[Data entries]
━━━━━━━━━━━━━━━━

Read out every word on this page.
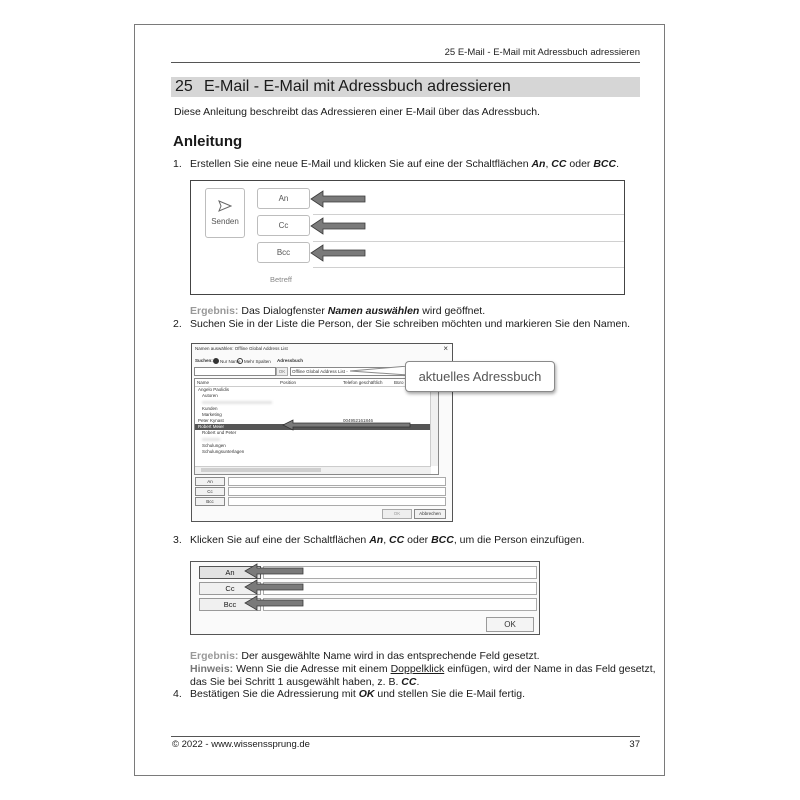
25 E-Mail - E-Mail mit Adressbuch adressieren
25 E-Mail - E-Mail mit Adressbuch adressieren
Diese Anleitung beschreibt das Adressieren einer E-Mail über das Adressbuch.
Anleitung
1. Erstellen Sie eine neue E-Mail und klicken Sie auf eine der Schaltflächen An, CC oder BCC.
Senden
An
Cc
Bcc
Betreff
Ergebnis: Das Dialogfenster Namen auswählen wird geöffnet.
2. Suchen Sie in der Liste die Person, der Sie schreiben möchten und markieren Sie den Namen.
Namen auswählen: Offline Global Address List	×
Suchen: Nur Name Mehr Spalten Adressbuch
OK	Offline Global Address List -
Name	Position	Telefon geschäftlich	Büro
Angelo Paolidis
Autoren
Kunden
Marketing
Peter Kynast	004952161846
Robert Meier
Robert und Peter
Schulungen
Schulungsunterlagen
An
Cc
Bcc
OK	Abbrechen
aktuelles Adressbuch
3. Klicken Sie auf eine der Schaltflächen An, CC oder BCC, um die Person einzufügen.
An
Cc
Bcc
OK
Ergebnis: Der ausgewählte Name wird in das entsprechende Feld gesetzt.
Hinweis: Wenn Sie die Adresse mit einem Doppelklick einfügen, wird der Name in das Feld gesetzt,
das Sie bei Schritt 1 ausgewählt haben, z. B. CC.
4. Bestätigen Sie die Adressierung mit OK und stellen Sie die E-Mail fertig.
© 2022 - www.wissenssprung.de	37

━━━━━━━━━━━━━━━━

* WHAT IS EXPECTED *
Reproduce the whole listing exactly, but not the images in it.

* THE RESPONSE *
Read out every word on this page.
25 E-Mail - E-Mail mit Adressbuch adressieren
25 E-Mail - E-Mail mit Adressbuch adressieren
Diese Anleitung beschreibt das Adressieren einer E-Mail über das Adressbuch.
Anleitung
1. Erstellen Sie eine neue E-Mail und klicken Sie auf eine der Schaltflächen An, CC oder BCC.
Senden
An
Cc
Bcc
Betreff
Ergebnis: Das Dialogfenster Namen auswählen wird geöffnet.
2. Suchen Sie in der Liste die Person, der Sie schreiben möchten und markieren Sie den Namen.
Namen auswählen: Offline Global Address List	×
Suchen: Nur Name Mehr Spalten Adressbuch
OK	Offline Global Address List -
Name	Position	Telefon geschäftlich	Büro
Angelo Paolidis
Autoren
Kunden
Marketing
Peter Kynast	004952161846
Robert Meier
Robert und Peter
Schulungen
Schulungsunterlagen
An
Cc
Bcc
OK	Abbrechen
aktuelles Adressbuch
3. Klicken Sie auf eine der Schaltflächen An, CC oder BCC, um die Person einzufügen.
An
Cc
Bcc
OK
Ergebnis: Der ausgewählte Name wird in das entsprechende Feld gesetzt.
Hinweis: Wenn Sie die Adresse mit einem Doppelklick einfügen, wird der Name in das Feld gesetzt,
das Sie bei Schritt 1 ausgewählt haben, z. B. CC.
4. Bestätigen Sie die Adressierung mit OK und stellen Sie die E-Mail fertig.
© 2022 - www.wissenssprung.de	37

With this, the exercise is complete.